>>
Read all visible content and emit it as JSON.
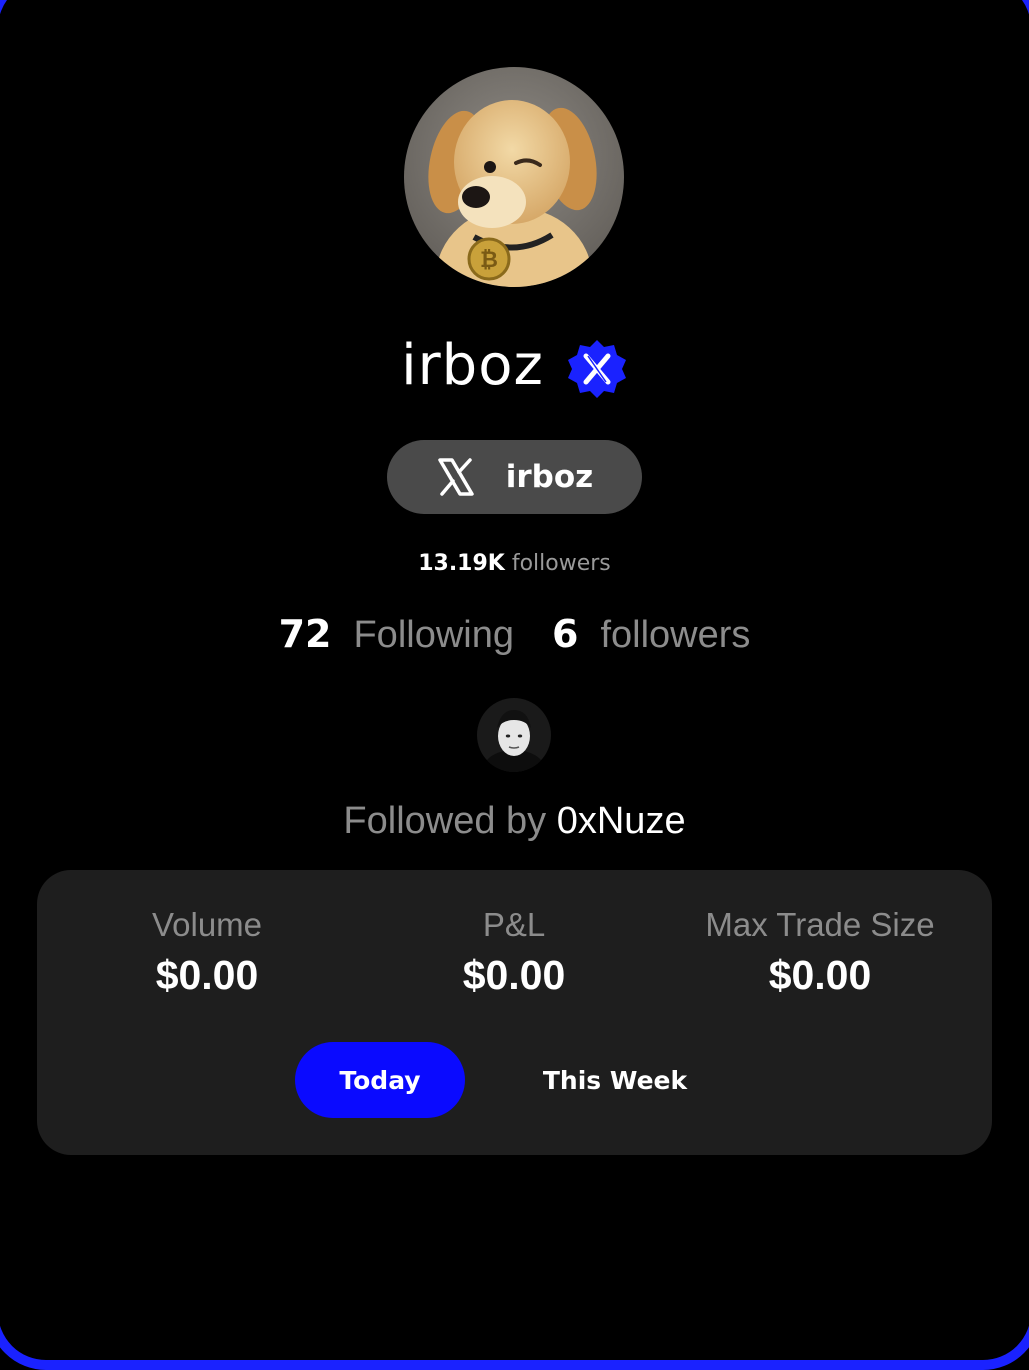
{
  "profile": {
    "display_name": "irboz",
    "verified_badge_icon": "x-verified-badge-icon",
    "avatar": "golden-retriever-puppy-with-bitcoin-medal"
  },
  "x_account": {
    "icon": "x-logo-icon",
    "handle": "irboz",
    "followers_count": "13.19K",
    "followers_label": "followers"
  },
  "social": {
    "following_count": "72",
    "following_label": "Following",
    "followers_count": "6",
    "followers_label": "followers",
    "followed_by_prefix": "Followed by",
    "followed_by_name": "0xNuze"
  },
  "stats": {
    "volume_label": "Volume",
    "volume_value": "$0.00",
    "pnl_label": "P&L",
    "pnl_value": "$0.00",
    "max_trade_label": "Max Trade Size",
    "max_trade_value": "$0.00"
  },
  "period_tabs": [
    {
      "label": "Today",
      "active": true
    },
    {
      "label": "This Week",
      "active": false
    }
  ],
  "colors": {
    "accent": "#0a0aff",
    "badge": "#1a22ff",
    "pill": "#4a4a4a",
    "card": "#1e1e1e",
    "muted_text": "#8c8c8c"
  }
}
<<
◆ Written problem ◆
Restate the data above word for word. Do not include the images.

◆ Exercise answer ◆
Read all visible content and emit it as JSON.
{
  "profile": {
    "display_name": "irboz",
    "verified_badge_icon": "x-verified-badge-icon",
    "avatar": "golden-retriever-puppy-with-bitcoin-medal"
  },
  "x_account": {
    "icon": "x-logo-icon",
    "handle": "irboz",
    "followers_count": "13.19K",
    "followers_label": "followers"
  },
  "social": {
    "following_count": "72",
    "following_label": "Following",
    "followers_count": "6",
    "followers_label": "followers",
    "followed_by_prefix": "Followed by",
    "followed_by_name": "0xNuze"
  },
  "stats": {
    "volume_label": "Volume",
    "volume_value": "$0.00",
    "pnl_label": "P&L",
    "pnl_value": "$0.00",
    "max_trade_label": "Max Trade Size",
    "max_trade_value": "$0.00"
  },
  "period_tabs": [
    {
      "label": "Today",
      "active": true
    },
    {
      "label": "This Week",
      "active": false
    }
  ],
  "colors": {
    "accent": "#0a0aff",
    "badge": "#1a22ff",
    "pill": "#4a4a4a",
    "card": "#1e1e1e",
    "muted_text": "#8c8c8c"
  }
}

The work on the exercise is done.